Your task: Copy out each line below that has the word "Branches" in it.

Collection entries
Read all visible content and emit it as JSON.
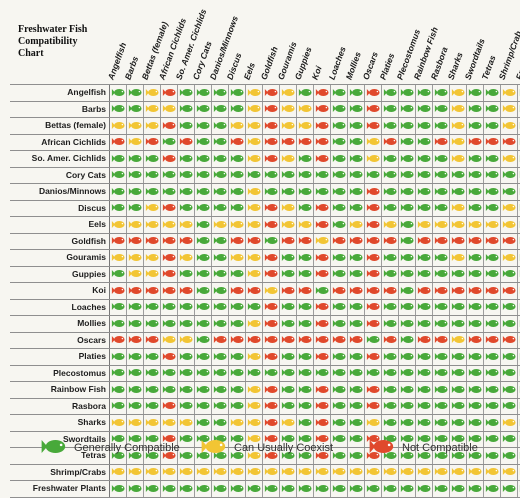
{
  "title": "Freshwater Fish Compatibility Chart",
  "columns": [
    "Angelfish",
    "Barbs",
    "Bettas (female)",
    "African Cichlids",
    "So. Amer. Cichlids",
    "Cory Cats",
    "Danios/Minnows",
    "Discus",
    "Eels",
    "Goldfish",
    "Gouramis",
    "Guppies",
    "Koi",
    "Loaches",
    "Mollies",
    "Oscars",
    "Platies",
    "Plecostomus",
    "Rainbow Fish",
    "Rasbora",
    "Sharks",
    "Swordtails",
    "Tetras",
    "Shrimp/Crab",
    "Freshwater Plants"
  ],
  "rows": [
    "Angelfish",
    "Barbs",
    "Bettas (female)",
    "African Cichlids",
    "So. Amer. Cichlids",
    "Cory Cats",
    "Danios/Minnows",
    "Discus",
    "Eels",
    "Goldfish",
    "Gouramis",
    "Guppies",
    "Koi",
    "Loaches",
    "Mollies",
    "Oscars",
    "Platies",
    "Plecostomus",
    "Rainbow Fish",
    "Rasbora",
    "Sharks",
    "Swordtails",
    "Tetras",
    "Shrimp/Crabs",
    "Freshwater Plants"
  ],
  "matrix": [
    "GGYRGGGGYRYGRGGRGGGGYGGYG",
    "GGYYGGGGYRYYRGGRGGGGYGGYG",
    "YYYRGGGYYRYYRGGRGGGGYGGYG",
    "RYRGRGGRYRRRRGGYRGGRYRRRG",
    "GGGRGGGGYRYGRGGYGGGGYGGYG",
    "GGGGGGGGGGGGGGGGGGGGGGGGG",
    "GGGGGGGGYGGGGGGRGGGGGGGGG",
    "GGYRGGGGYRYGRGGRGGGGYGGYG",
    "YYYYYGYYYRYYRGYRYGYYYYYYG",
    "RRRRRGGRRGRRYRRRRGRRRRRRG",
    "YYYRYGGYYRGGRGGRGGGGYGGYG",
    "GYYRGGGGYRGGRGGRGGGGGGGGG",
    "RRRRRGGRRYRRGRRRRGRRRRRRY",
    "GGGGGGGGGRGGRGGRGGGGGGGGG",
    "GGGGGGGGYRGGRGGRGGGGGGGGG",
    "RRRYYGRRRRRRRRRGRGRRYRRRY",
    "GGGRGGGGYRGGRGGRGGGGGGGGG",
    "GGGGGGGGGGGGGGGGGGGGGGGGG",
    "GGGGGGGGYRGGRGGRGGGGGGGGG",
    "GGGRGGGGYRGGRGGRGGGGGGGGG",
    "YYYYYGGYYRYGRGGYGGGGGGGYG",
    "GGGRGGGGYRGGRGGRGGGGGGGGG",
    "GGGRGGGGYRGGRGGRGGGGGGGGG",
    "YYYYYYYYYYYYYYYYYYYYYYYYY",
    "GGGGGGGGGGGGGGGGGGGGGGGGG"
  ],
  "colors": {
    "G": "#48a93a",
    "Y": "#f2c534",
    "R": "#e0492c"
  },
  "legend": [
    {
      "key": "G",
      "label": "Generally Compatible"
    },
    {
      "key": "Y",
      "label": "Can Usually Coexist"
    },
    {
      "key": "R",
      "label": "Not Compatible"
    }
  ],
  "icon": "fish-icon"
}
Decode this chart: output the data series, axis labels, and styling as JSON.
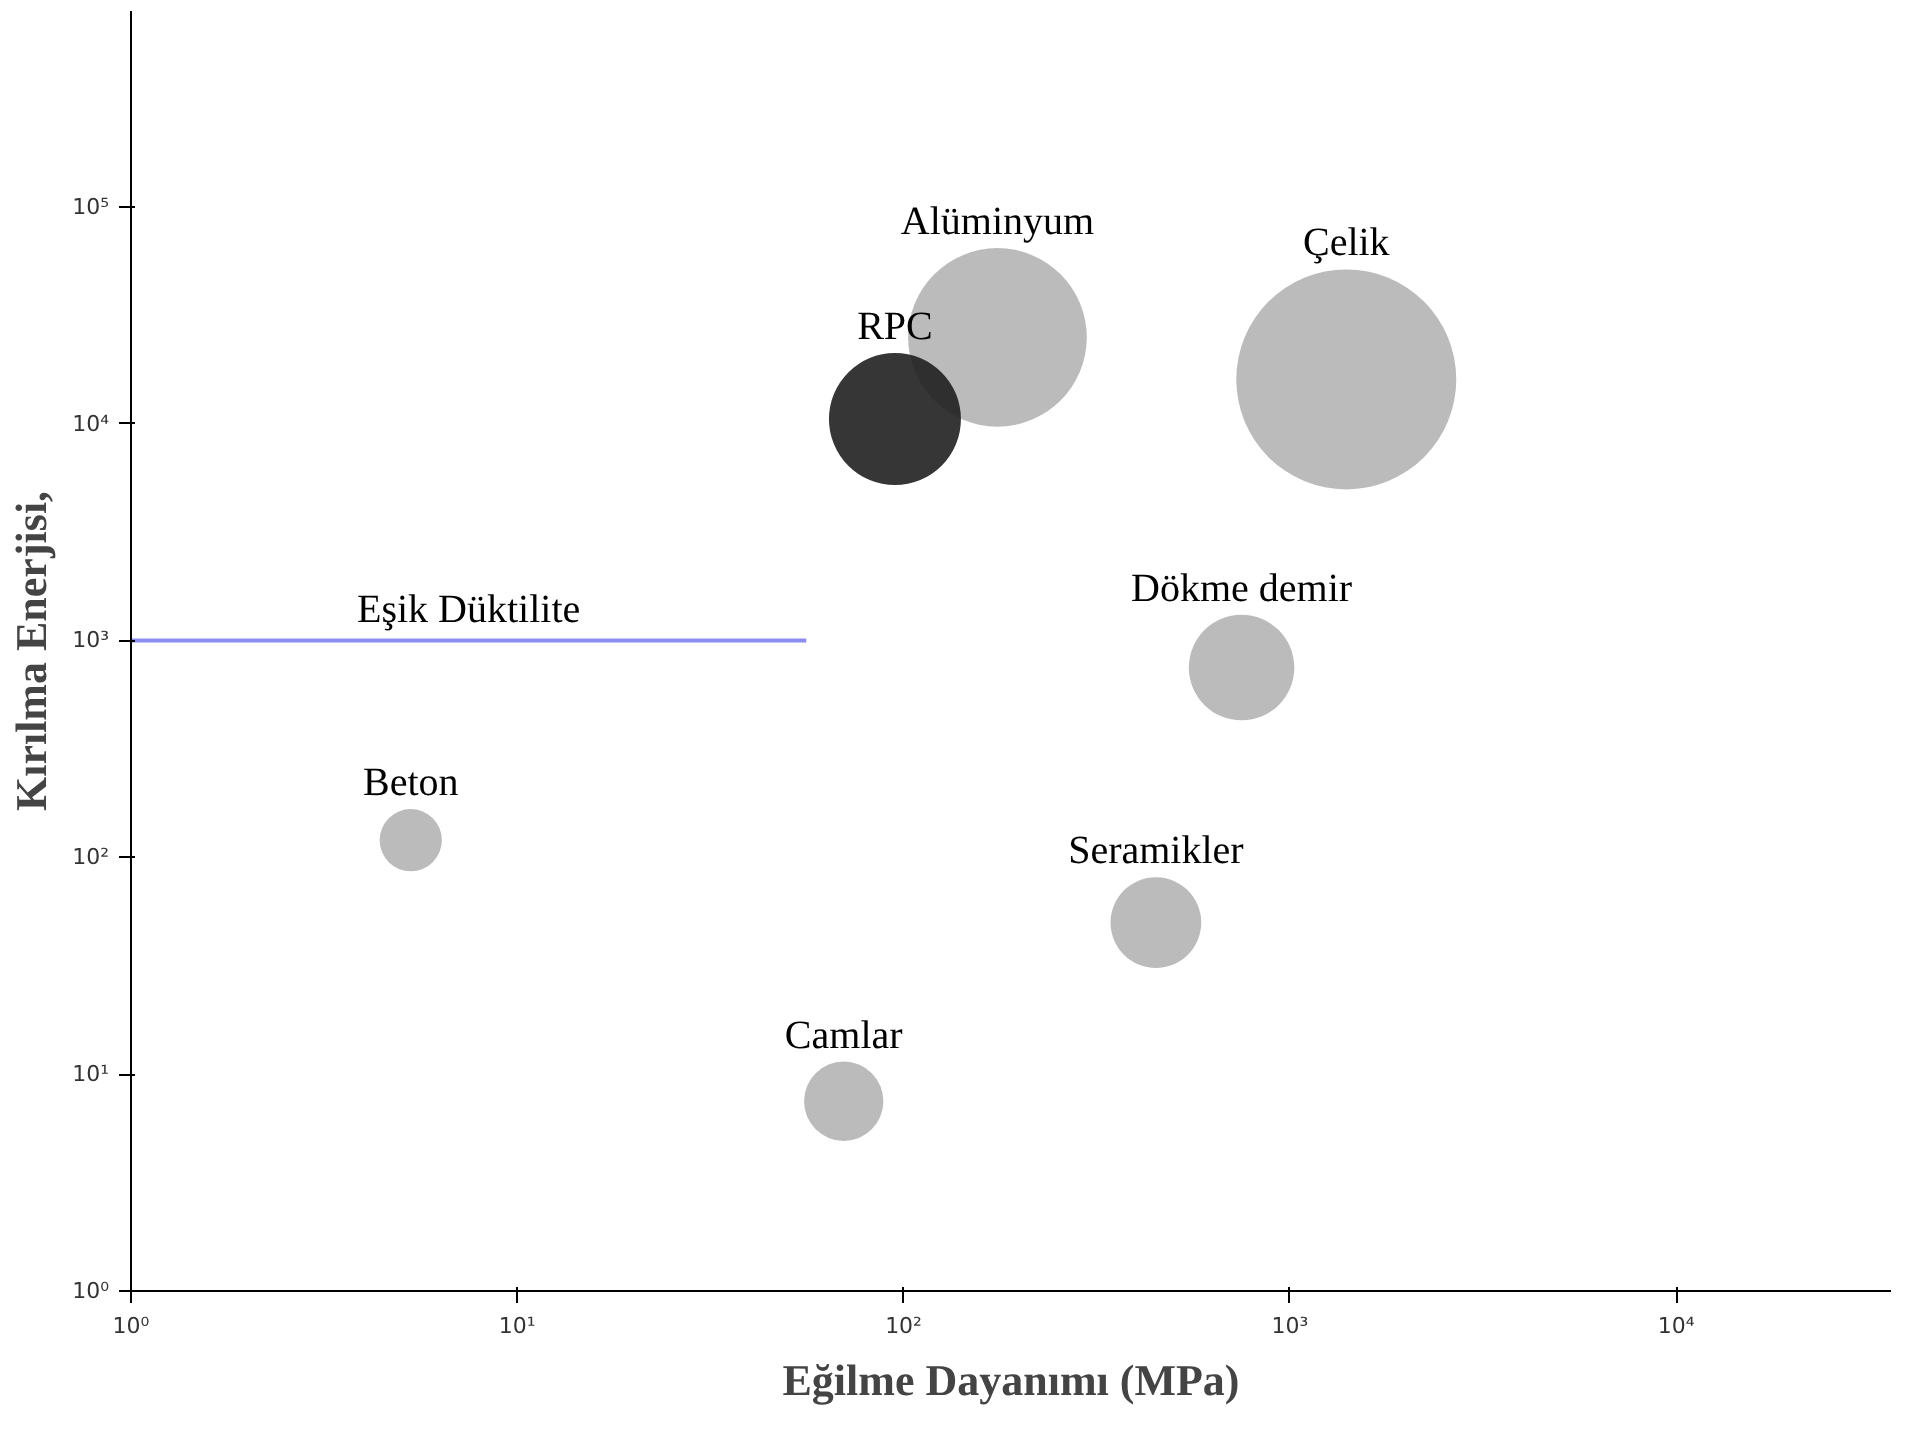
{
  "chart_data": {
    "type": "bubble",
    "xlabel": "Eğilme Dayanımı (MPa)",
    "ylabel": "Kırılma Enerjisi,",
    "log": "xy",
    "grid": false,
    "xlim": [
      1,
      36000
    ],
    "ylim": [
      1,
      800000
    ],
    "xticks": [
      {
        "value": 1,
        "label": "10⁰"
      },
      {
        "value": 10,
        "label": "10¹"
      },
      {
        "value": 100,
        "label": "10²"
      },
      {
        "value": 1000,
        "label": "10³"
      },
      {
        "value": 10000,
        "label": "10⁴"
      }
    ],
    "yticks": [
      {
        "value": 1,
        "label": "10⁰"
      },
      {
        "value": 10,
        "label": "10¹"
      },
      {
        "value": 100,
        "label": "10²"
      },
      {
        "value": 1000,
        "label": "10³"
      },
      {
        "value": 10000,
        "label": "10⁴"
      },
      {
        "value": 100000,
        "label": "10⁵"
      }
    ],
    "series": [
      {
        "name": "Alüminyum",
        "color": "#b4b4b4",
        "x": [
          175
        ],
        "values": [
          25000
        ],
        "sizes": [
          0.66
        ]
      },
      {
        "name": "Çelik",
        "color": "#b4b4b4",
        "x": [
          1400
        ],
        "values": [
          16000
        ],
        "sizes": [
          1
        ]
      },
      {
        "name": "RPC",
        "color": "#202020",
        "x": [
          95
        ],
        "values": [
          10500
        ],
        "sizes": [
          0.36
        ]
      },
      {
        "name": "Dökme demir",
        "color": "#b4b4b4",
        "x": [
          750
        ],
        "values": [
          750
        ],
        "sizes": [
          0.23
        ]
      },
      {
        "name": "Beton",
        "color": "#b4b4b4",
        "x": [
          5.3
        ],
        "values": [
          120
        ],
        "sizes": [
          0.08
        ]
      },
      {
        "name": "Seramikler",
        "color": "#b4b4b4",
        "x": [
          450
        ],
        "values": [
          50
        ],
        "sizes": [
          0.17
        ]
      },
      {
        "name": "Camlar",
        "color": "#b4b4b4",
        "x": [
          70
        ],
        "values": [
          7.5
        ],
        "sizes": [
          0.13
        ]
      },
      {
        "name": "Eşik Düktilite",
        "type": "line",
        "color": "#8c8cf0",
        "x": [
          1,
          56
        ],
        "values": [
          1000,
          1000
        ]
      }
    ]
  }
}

==

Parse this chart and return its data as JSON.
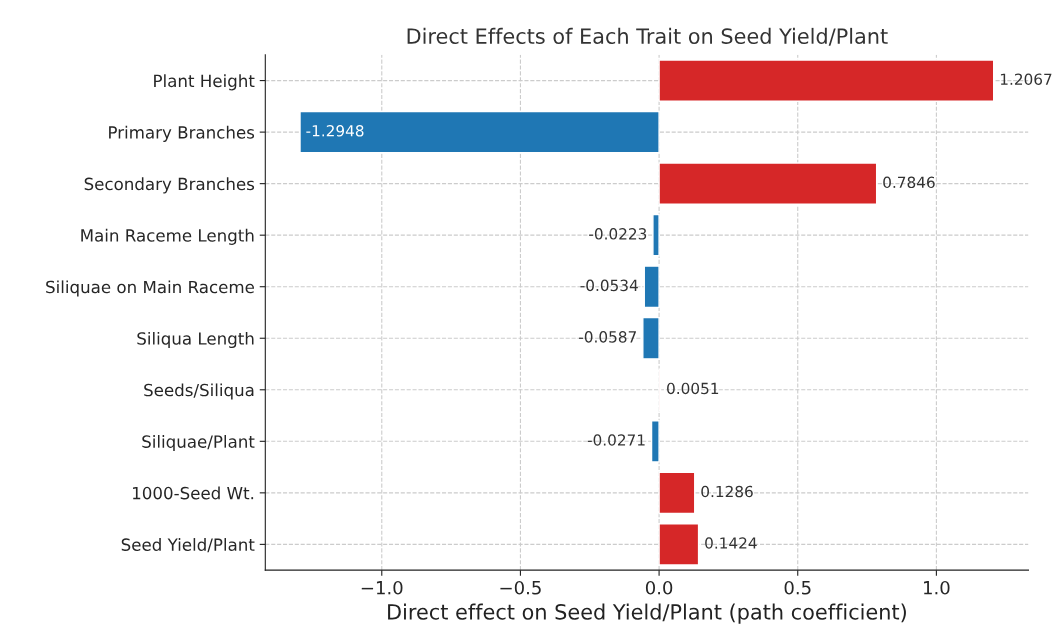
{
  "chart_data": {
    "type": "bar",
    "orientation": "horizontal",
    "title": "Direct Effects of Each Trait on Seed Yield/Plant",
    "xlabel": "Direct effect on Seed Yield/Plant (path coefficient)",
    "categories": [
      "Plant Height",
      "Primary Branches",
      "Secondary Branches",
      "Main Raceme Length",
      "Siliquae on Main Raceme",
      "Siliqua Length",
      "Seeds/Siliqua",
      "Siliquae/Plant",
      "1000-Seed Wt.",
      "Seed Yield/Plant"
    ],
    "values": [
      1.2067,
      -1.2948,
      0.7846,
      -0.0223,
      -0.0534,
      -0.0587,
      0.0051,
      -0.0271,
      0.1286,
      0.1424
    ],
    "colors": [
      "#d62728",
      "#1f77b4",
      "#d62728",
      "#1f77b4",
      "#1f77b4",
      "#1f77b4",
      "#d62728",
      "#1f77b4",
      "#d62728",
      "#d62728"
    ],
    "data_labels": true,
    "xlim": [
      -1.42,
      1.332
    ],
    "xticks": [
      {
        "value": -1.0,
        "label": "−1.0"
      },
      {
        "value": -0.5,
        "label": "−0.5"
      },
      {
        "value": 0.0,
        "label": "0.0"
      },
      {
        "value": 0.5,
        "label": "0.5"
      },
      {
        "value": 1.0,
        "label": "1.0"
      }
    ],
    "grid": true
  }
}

...

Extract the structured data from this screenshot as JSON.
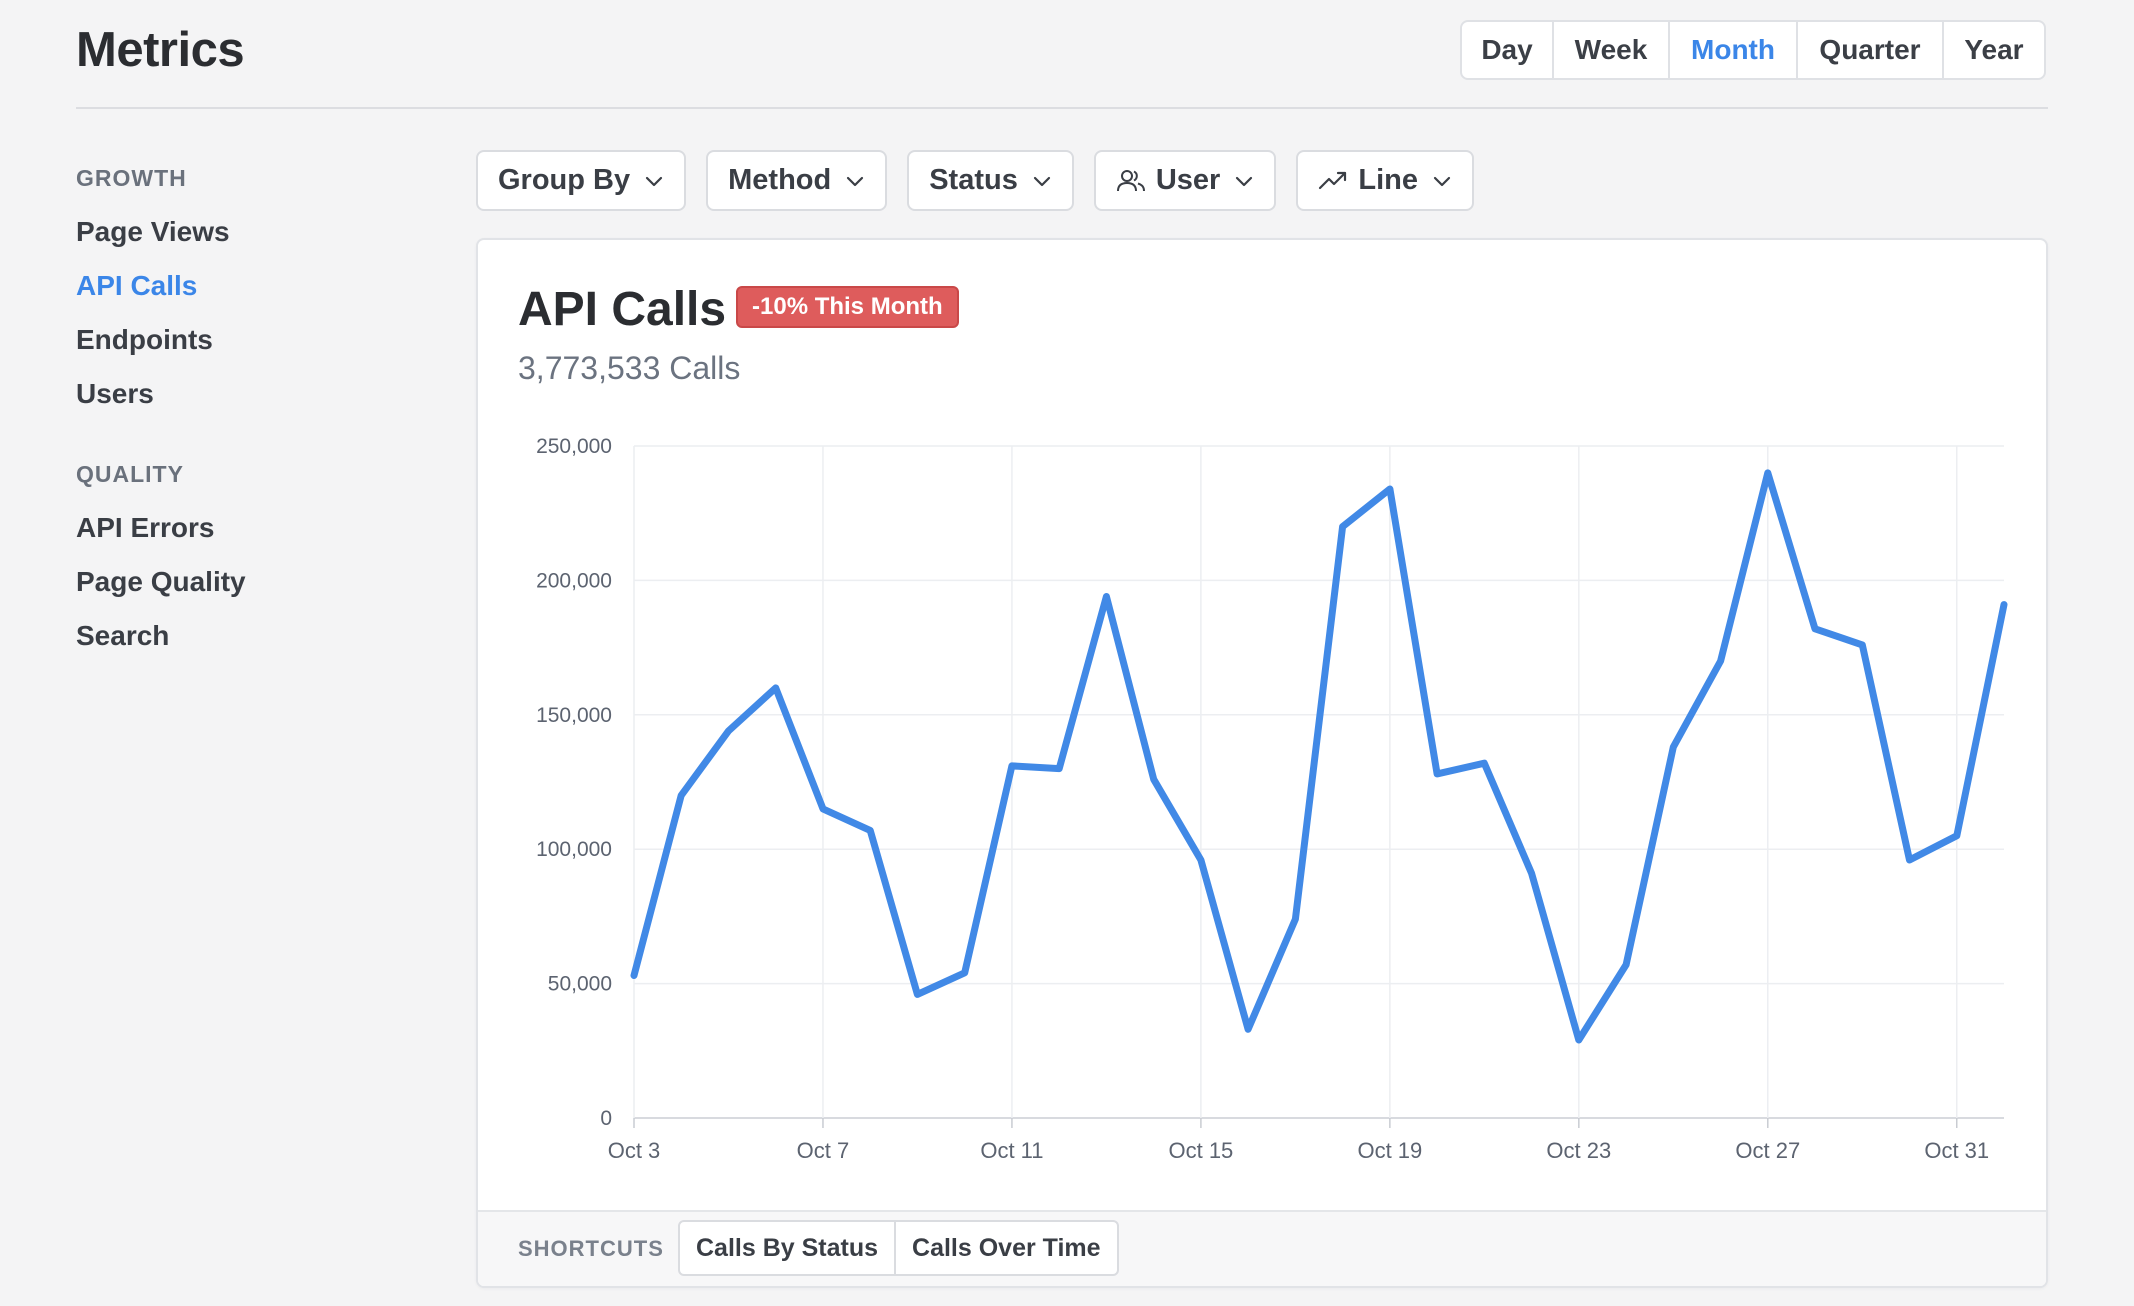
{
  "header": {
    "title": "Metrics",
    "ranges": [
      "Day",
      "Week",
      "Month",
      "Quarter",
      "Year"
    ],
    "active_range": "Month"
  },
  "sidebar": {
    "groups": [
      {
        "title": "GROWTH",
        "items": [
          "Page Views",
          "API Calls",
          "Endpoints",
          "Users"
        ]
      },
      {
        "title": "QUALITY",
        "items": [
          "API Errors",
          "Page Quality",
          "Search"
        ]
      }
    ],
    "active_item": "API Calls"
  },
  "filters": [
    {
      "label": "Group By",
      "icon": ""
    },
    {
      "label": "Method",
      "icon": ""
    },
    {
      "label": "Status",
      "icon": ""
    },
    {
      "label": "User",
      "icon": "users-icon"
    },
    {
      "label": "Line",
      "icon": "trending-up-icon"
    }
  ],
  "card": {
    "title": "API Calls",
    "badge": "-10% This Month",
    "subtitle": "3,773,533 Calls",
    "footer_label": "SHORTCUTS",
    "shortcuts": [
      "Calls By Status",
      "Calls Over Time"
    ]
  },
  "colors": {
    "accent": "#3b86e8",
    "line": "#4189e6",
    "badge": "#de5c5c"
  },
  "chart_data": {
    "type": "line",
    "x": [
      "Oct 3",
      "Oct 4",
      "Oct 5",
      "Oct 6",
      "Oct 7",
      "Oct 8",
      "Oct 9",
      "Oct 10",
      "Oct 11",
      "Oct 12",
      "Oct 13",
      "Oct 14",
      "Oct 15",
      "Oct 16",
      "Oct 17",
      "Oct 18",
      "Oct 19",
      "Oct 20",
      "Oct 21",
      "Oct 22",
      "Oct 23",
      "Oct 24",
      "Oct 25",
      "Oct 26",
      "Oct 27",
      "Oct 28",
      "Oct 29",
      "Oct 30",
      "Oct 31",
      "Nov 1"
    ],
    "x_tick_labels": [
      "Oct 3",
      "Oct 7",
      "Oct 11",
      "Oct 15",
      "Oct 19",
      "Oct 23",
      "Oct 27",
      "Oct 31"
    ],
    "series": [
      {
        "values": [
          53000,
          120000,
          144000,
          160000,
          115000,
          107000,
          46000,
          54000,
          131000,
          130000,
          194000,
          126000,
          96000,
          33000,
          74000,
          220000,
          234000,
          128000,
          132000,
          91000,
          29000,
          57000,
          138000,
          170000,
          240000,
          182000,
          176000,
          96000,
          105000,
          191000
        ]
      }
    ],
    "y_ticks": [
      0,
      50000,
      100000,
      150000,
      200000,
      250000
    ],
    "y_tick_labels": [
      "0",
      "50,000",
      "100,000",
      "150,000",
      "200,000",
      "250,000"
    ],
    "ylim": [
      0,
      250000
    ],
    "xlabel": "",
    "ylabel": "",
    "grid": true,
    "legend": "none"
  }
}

Exercise solution:
      "Primary Branches",
      "Secondary Branches",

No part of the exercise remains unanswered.